Description of the task:
Using the listing beneath this task, count the lines with the word "active" and write only the result.

Records supplied:
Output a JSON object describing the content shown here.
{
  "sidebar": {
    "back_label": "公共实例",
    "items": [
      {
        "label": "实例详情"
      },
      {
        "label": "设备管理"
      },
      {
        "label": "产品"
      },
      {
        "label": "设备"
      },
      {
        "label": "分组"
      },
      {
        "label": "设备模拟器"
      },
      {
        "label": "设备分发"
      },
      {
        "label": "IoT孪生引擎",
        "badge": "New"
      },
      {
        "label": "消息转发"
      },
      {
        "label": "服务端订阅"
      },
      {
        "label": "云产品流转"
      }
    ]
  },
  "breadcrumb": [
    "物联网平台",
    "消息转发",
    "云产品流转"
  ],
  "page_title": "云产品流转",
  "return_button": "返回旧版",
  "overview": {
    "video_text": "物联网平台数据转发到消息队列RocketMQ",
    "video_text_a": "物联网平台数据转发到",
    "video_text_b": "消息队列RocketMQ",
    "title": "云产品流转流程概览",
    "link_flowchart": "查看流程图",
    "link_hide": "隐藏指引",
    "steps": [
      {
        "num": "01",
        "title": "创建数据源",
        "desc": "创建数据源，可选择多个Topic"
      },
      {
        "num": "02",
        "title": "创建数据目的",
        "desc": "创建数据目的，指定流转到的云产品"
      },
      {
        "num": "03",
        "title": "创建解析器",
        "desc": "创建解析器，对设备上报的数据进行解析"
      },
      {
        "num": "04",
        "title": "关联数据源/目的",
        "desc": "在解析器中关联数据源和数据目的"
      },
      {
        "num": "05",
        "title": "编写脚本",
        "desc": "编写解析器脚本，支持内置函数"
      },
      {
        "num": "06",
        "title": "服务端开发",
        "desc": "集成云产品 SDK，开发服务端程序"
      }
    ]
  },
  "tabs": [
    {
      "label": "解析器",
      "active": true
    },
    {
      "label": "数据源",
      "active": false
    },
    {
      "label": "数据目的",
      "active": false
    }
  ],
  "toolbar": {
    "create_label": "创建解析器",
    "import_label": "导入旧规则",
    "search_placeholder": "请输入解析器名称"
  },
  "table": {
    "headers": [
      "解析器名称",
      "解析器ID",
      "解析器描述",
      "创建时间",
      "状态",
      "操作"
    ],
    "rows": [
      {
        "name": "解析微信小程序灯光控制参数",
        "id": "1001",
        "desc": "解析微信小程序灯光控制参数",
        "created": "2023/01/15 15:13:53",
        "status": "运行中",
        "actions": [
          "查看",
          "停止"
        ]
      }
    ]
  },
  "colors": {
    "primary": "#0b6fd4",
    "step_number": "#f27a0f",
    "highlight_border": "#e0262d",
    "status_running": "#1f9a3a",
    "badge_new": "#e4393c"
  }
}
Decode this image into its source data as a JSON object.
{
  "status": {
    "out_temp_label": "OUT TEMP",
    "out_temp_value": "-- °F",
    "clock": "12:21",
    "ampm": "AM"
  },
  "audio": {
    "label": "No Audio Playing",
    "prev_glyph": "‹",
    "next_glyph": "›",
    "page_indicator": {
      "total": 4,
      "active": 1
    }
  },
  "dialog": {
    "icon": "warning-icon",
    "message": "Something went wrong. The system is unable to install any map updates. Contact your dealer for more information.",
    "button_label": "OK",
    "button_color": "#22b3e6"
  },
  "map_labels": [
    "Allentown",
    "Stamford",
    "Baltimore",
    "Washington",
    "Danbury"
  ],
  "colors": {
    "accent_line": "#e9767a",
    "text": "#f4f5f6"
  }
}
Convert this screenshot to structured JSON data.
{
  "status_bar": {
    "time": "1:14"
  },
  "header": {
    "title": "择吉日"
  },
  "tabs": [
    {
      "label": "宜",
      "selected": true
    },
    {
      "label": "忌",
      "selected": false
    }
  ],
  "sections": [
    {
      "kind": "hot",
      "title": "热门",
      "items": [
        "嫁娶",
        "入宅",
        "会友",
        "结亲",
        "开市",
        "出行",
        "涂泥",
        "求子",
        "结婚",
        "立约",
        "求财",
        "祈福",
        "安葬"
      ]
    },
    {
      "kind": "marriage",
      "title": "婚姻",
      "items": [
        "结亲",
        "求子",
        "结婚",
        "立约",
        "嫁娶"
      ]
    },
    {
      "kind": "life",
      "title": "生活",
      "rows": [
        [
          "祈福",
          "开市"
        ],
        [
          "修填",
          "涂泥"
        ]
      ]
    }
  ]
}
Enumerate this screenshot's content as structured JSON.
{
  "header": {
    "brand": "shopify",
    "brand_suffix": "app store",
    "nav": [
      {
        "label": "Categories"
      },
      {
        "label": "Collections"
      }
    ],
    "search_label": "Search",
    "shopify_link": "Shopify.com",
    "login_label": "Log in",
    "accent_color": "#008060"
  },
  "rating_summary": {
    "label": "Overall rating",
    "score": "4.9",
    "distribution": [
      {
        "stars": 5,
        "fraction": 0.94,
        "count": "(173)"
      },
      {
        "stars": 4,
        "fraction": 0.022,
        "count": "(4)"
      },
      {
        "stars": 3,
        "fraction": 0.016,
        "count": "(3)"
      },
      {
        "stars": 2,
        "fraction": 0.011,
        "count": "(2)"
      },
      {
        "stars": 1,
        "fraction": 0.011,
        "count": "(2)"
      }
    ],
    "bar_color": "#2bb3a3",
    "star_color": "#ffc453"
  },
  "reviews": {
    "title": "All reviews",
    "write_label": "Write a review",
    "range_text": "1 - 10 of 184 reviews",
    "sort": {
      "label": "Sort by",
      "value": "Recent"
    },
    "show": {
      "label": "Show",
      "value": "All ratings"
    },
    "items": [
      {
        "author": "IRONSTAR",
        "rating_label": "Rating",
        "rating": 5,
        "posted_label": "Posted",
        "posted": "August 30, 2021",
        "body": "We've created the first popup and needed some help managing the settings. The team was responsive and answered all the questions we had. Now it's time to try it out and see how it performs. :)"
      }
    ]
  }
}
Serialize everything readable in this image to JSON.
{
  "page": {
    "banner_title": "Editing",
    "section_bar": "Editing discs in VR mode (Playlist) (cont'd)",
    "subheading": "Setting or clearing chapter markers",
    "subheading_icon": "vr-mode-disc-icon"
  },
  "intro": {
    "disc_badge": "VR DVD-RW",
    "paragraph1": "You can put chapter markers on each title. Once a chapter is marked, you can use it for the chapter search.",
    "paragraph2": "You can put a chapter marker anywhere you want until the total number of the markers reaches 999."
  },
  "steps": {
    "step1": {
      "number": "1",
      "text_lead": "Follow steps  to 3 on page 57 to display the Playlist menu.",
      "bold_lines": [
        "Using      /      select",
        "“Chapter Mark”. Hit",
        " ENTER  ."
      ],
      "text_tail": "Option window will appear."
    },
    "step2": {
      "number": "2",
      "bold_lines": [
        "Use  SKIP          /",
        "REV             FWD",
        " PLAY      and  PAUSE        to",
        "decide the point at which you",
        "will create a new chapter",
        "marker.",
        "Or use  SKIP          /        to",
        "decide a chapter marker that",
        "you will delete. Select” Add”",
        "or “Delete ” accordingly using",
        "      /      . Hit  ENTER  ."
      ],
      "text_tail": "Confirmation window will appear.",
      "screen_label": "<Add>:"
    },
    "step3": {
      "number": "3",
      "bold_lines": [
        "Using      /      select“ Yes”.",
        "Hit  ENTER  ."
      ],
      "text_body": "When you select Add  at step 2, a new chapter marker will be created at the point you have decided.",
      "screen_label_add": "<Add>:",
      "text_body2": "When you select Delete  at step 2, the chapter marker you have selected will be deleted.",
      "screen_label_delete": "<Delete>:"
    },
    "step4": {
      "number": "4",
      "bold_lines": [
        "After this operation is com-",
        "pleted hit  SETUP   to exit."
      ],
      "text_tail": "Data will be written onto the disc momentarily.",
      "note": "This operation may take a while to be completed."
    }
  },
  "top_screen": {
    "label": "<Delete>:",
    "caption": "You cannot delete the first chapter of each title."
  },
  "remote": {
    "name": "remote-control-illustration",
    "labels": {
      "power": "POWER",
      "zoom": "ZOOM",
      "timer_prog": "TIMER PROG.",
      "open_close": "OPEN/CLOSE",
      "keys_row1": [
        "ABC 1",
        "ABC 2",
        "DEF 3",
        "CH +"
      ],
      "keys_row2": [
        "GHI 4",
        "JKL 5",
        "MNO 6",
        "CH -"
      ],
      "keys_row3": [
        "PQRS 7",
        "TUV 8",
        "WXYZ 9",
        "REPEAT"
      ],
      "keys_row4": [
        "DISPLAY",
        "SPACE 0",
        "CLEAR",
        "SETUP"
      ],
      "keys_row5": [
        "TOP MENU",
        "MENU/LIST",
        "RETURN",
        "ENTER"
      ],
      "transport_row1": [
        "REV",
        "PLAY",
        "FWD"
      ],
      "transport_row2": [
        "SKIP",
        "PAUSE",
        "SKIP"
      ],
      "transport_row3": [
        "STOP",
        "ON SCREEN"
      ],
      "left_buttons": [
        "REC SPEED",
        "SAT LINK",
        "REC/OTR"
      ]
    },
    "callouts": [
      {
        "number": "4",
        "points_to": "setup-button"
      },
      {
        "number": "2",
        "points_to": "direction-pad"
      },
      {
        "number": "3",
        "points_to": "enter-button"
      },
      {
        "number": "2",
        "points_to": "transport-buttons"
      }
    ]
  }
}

In response:
4